● **Dataset rows about figures**
——

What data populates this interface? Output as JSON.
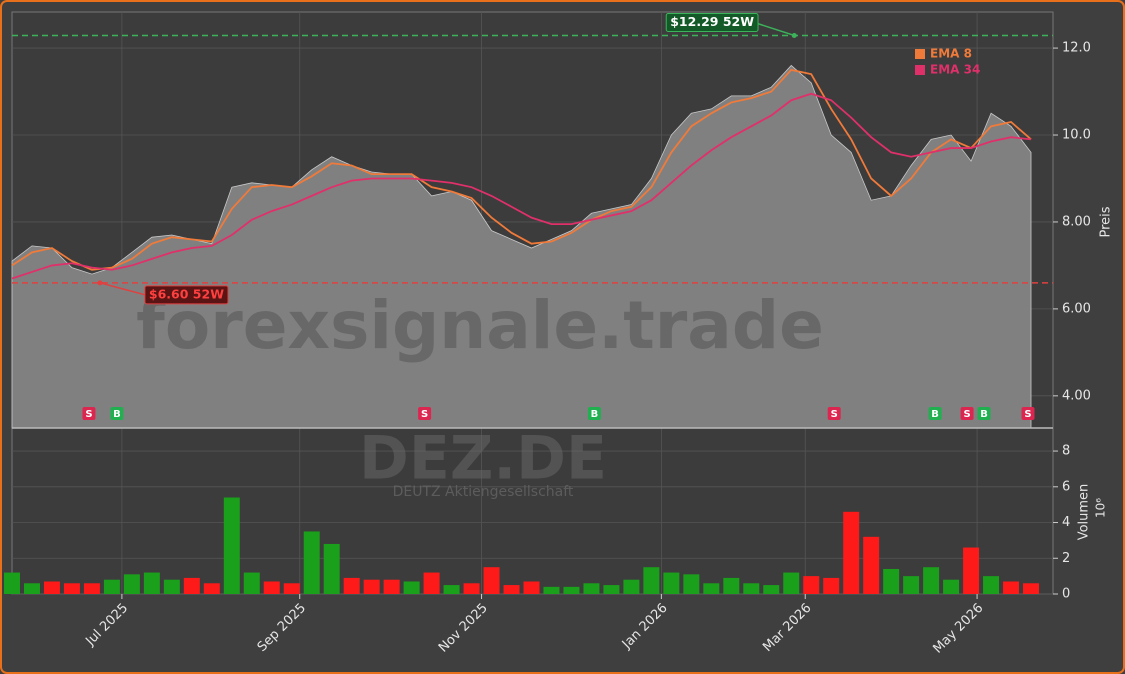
{
  "chart_data": {
    "type": "stock",
    "ticker": "DEZ.DE",
    "company": "DEUTZ Aktiengesellschaft",
    "watermark": "forexsignale.trade",
    "ylabel": "Preis",
    "y2label": "Volumen",
    "y2unit": "10⁶",
    "xlim": [
      0,
      52
    ],
    "xticks": [
      {
        "value": 5.5,
        "label": "Jul 2025"
      },
      {
        "value": 14.4,
        "label": "Sep 2025"
      },
      {
        "value": 23.5,
        "label": "Nov 2025"
      },
      {
        "value": 32.5,
        "label": "Jan 2026"
      },
      {
        "value": 39.7,
        "label": "Mar 2026"
      },
      {
        "value": 48.3,
        "label": "May 2026"
      }
    ],
    "ylim": [
      3.26,
      12.83
    ],
    "yticks": [
      {
        "value": 4,
        "label": "4.00"
      },
      {
        "value": 6,
        "label": "6.00"
      },
      {
        "value": 8,
        "label": "8.00"
      },
      {
        "value": 10,
        "label": "10.0"
      },
      {
        "value": 12,
        "label": "12.0"
      }
    ],
    "y2lim": [
      0,
      9.29
    ],
    "y2ticks": [
      0,
      2,
      4,
      6,
      8
    ],
    "grid": true,
    "x": [
      0,
      1,
      2,
      3,
      4,
      5,
      6,
      7,
      8,
      9,
      10,
      11,
      12,
      13,
      14,
      15,
      16,
      17,
      18,
      19,
      20,
      21,
      22,
      23,
      24,
      25,
      26,
      27,
      28,
      29,
      30,
      31,
      32,
      33,
      34,
      35,
      36,
      37,
      38,
      39,
      40,
      41,
      42,
      43,
      44,
      45,
      46,
      47,
      48,
      49,
      50,
      51
    ],
    "series": [
      {
        "name": "Close",
        "color": "#808080",
        "values": [
          7.1,
          7.45,
          7.4,
          6.95,
          6.8,
          6.95,
          7.3,
          7.65,
          7.7,
          7.6,
          7.5,
          8.8,
          8.9,
          8.85,
          8.8,
          9.2,
          9.5,
          9.3,
          9.15,
          9.1,
          9.1,
          8.6,
          8.7,
          8.5,
          7.8,
          7.6,
          7.4,
          7.6,
          7.8,
          8.2,
          8.3,
          8.4,
          9.0,
          10.0,
          10.5,
          10.6,
          10.9,
          10.9,
          11.1,
          11.6,
          11.2,
          10.0,
          9.6,
          8.5,
          8.6,
          9.3,
          9.9,
          10.0,
          9.4,
          10.5,
          10.2,
          9.6
        ]
      },
      {
        "name": "EMA 8",
        "color": "#f07a3a",
        "values": [
          7.0,
          7.3,
          7.4,
          7.1,
          6.9,
          6.95,
          7.15,
          7.5,
          7.65,
          7.6,
          7.55,
          8.3,
          8.8,
          8.85,
          8.8,
          9.05,
          9.35,
          9.3,
          9.1,
          9.1,
          9.1,
          8.8,
          8.7,
          8.55,
          8.1,
          7.75,
          7.5,
          7.55,
          7.75,
          8.05,
          8.25,
          8.35,
          8.8,
          9.6,
          10.2,
          10.5,
          10.75,
          10.85,
          11.0,
          11.5,
          11.4,
          10.6,
          9.9,
          9.0,
          8.6,
          9.0,
          9.6,
          9.9,
          9.7,
          10.2,
          10.3,
          9.9
        ]
      },
      {
        "name": "EMA 34",
        "color": "#e0306a",
        "values": [
          6.7,
          6.85,
          7.0,
          7.05,
          6.95,
          6.9,
          7.0,
          7.15,
          7.3,
          7.4,
          7.45,
          7.7,
          8.05,
          8.25,
          8.4,
          8.6,
          8.8,
          8.95,
          9.0,
          9.0,
          9.0,
          8.95,
          8.9,
          8.8,
          8.6,
          8.35,
          8.1,
          7.95,
          7.95,
          8.05,
          8.15,
          8.25,
          8.5,
          8.9,
          9.3,
          9.65,
          9.95,
          10.2,
          10.45,
          10.8,
          10.95,
          10.8,
          10.4,
          9.95,
          9.6,
          9.5,
          9.6,
          9.7,
          9.7,
          9.85,
          9.95,
          9.9
        ]
      },
      {
        "name": "Volumen",
        "axis": "y2",
        "up_color": "#1aa01a",
        "down_color": "#ff1a1a",
        "values": [
          1.2,
          0.6,
          0.7,
          0.6,
          0.6,
          0.8,
          1.1,
          1.2,
          0.8,
          0.9,
          0.6,
          5.4,
          1.2,
          0.7,
          0.6,
          3.5,
          2.8,
          0.9,
          0.8,
          0.8,
          0.7,
          1.2,
          0.5,
          0.6,
          1.5,
          0.5,
          0.7,
          0.4,
          0.4,
          0.6,
          0.5,
          0.8,
          1.5,
          1.2,
          1.1,
          0.6,
          0.9,
          0.6,
          0.5,
          1.2,
          1.0,
          0.9,
          4.6,
          3.2,
          1.4,
          1.0,
          1.5,
          0.8,
          2.6,
          1.0,
          0.7,
          0.6
        ]
      }
    ],
    "levels": [
      {
        "label": "$12.29 52W",
        "value": 12.29,
        "x": 39.15,
        "color": "#3cb35a"
      },
      {
        "label": "$6.60 52W",
        "value": 6.6,
        "x": 4.4,
        "color": "#e04040"
      }
    ],
    "signal_colors": {
      "S": "#dc2650",
      "B": "#20b050"
    },
    "signals": [
      {
        "x": 3.85,
        "label": "S"
      },
      {
        "x": 5.25,
        "label": "B"
      },
      {
        "x": 20.65,
        "label": "S"
      },
      {
        "x": 29.15,
        "label": "B"
      },
      {
        "x": 41.15,
        "label": "S"
      },
      {
        "x": 46.2,
        "label": "B"
      },
      {
        "x": 47.8,
        "label": "S"
      },
      {
        "x": 48.65,
        "label": "B"
      },
      {
        "x": 50.85,
        "label": "S"
      }
    ]
  }
}
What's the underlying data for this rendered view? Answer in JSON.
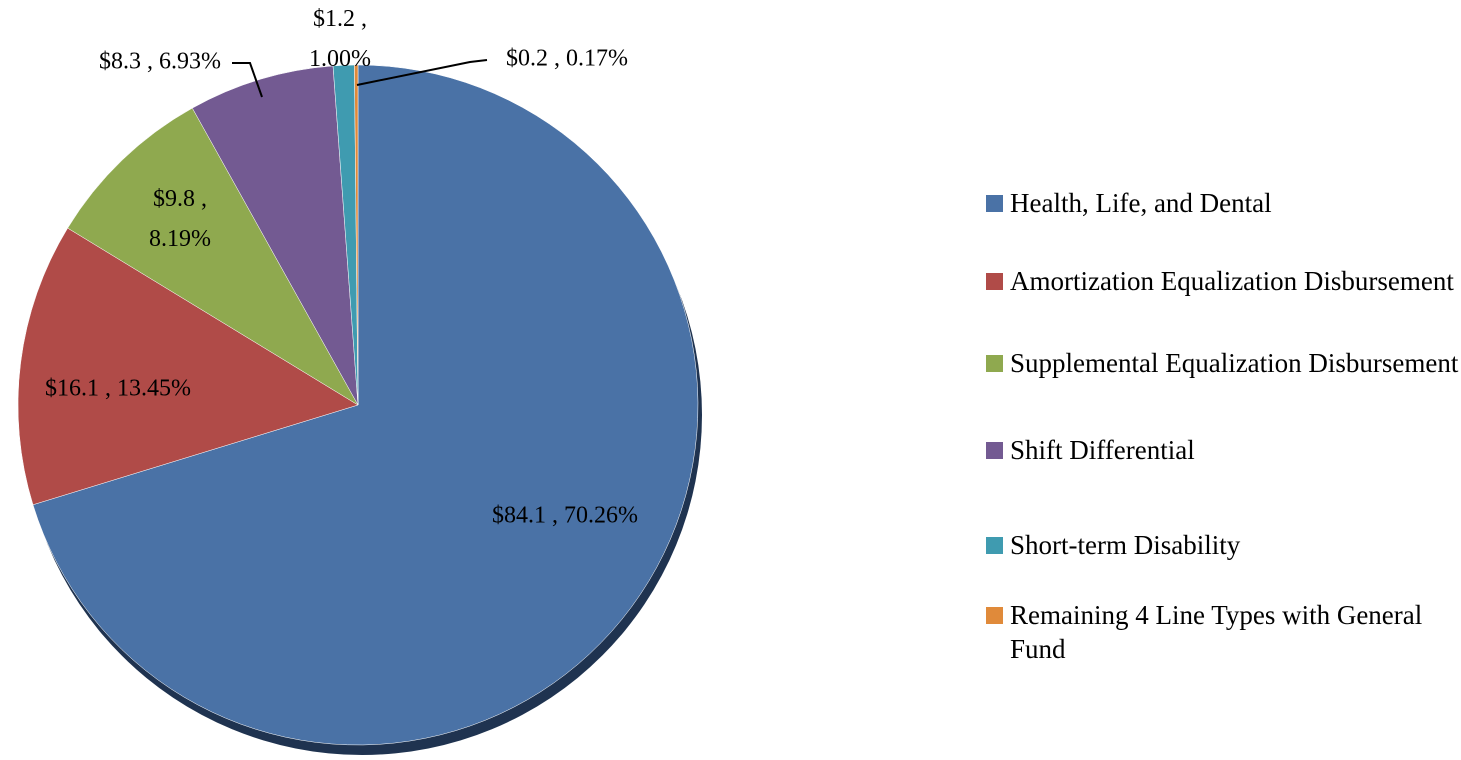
{
  "chart_data": {
    "type": "pie",
    "categories": [
      "Health, Life, and Dental",
      "Amortization Equalization Disbursement",
      "Supplemental Equalization Disbursement",
      "Shift Differential",
      "Short-term Disability",
      "Remaining 4 Line Types with General Fund"
    ],
    "values": [
      70.26,
      13.45,
      8.19,
      6.93,
      1.0,
      0.17
    ],
    "value_labels": [
      "$84.1 , 70.26%",
      "$16.1 , 13.45%",
      "$9.8 , 8.19%",
      "$8.3 , 6.93%",
      "$1.2 , 1.00%",
      "$0.2 , 0.17%"
    ],
    "colors": [
      "#4a72a6",
      "#b04b48",
      "#8fa94f",
      "#735a92",
      "#3f9bb0",
      "#e08a3a"
    ]
  }
}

——

● **AIM**
Looking at the records above, work out how many lines include the string "Disbursement". Give the number and nothing else.

● **RESPONSE**
2